- [Task brief]:
Keep only the lines where "danhancach" appears.

- [The records]:

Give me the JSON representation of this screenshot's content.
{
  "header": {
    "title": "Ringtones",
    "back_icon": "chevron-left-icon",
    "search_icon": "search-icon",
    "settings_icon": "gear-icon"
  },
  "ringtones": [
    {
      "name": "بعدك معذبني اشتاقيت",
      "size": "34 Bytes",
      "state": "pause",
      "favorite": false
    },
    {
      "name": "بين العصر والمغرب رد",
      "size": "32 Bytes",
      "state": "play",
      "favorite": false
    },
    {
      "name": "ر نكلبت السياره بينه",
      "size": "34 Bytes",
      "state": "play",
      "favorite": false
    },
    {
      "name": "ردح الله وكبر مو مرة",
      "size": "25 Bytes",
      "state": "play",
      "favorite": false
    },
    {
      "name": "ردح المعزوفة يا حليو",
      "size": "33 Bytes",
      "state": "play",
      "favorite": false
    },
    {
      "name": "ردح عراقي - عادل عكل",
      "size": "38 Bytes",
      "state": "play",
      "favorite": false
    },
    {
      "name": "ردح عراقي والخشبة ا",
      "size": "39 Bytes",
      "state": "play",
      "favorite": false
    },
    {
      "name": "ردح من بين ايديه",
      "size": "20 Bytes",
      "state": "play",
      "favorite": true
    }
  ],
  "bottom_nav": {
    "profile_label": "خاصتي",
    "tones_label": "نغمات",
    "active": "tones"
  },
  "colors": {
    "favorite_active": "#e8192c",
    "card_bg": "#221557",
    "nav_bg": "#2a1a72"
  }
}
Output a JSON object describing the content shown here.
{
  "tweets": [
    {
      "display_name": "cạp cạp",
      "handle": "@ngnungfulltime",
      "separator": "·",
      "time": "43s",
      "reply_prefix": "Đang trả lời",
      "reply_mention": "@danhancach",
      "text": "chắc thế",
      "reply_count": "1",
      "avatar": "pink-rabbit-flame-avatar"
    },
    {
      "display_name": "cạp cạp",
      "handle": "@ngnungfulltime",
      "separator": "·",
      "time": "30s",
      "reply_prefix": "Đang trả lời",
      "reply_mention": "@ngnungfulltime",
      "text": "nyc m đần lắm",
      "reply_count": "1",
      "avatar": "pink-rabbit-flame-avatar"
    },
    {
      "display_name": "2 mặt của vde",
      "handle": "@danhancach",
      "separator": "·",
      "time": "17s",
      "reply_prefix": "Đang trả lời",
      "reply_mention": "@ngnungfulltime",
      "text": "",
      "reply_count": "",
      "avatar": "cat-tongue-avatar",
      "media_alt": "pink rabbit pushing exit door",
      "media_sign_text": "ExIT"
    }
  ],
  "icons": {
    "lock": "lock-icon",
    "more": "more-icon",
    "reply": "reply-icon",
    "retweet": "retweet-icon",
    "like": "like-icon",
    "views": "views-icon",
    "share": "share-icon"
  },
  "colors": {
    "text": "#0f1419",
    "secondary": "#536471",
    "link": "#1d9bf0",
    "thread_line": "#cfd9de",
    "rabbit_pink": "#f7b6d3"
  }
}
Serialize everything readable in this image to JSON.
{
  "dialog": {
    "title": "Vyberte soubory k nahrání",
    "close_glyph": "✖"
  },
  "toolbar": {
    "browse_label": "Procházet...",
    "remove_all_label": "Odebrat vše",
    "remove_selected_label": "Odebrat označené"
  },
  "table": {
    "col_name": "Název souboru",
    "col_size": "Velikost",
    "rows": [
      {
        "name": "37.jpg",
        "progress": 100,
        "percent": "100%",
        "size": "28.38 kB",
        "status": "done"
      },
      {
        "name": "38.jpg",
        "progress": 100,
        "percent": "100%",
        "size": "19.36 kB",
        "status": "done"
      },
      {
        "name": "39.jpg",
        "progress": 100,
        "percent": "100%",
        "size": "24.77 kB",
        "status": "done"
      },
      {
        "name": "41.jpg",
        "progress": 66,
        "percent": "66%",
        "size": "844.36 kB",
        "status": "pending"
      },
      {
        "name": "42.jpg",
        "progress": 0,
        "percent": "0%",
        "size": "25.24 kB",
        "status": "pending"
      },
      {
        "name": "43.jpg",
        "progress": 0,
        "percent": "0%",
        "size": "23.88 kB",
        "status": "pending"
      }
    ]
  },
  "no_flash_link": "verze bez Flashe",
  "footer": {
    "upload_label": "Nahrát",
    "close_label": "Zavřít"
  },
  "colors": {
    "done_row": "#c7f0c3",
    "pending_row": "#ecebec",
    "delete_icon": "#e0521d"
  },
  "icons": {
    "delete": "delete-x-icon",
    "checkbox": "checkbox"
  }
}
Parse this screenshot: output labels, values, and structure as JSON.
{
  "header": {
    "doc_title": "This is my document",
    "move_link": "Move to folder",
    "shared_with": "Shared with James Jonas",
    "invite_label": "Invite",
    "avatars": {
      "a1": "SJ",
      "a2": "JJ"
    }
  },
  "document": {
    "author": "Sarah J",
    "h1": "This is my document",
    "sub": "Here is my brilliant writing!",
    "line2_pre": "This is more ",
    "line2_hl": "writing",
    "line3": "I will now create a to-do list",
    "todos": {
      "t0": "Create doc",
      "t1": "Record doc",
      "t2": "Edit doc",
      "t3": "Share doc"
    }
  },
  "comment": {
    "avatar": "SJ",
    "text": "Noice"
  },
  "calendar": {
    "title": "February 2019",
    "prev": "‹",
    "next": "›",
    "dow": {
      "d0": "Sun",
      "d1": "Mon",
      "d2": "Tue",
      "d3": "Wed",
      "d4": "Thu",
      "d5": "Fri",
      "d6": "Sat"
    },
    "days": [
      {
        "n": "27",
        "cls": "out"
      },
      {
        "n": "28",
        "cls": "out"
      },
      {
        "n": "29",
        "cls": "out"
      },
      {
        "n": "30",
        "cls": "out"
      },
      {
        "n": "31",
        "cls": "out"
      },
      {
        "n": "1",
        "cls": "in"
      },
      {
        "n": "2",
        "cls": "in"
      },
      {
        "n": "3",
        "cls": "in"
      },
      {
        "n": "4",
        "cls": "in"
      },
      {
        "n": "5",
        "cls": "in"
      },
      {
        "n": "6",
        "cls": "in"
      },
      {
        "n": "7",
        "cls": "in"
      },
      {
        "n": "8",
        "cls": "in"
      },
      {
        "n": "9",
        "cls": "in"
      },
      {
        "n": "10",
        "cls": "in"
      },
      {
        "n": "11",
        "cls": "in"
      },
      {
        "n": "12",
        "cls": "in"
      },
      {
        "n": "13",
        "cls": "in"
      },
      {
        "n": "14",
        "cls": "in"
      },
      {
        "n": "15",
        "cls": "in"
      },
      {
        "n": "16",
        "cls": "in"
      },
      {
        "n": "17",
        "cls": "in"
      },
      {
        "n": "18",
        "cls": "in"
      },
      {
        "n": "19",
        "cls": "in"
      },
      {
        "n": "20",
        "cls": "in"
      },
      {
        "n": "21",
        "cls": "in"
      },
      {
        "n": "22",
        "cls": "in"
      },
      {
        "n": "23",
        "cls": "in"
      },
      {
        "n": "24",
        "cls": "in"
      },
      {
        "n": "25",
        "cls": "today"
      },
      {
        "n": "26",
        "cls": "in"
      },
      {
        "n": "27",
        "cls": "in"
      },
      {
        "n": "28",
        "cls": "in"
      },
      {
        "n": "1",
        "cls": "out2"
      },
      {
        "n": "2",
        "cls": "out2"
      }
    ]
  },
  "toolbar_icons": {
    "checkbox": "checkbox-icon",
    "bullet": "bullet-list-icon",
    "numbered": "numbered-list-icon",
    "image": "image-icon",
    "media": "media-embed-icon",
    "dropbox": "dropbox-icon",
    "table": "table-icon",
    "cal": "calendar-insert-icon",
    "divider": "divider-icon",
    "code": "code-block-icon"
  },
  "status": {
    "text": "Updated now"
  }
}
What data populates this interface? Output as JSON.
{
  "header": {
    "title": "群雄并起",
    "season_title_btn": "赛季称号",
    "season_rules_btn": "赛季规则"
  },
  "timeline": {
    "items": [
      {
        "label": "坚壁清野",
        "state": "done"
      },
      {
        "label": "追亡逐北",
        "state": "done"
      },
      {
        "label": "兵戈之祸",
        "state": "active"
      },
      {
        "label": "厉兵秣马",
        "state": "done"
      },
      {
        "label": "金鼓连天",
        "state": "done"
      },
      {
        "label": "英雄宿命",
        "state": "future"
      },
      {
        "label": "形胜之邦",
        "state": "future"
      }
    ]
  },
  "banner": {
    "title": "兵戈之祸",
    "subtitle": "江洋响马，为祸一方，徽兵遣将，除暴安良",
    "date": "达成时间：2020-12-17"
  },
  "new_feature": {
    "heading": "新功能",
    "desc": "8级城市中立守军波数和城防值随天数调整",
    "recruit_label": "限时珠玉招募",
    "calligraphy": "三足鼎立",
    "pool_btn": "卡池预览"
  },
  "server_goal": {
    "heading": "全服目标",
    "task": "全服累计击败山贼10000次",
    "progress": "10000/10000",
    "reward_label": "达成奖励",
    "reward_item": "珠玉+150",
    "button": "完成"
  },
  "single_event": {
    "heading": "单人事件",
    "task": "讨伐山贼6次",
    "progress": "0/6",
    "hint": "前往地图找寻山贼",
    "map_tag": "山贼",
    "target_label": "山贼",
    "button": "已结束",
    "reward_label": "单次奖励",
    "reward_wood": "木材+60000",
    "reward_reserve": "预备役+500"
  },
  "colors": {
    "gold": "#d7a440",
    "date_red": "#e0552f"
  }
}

- [Output below]:
      "reply_mention": "@danhancach",
      "handle": "@danhancach",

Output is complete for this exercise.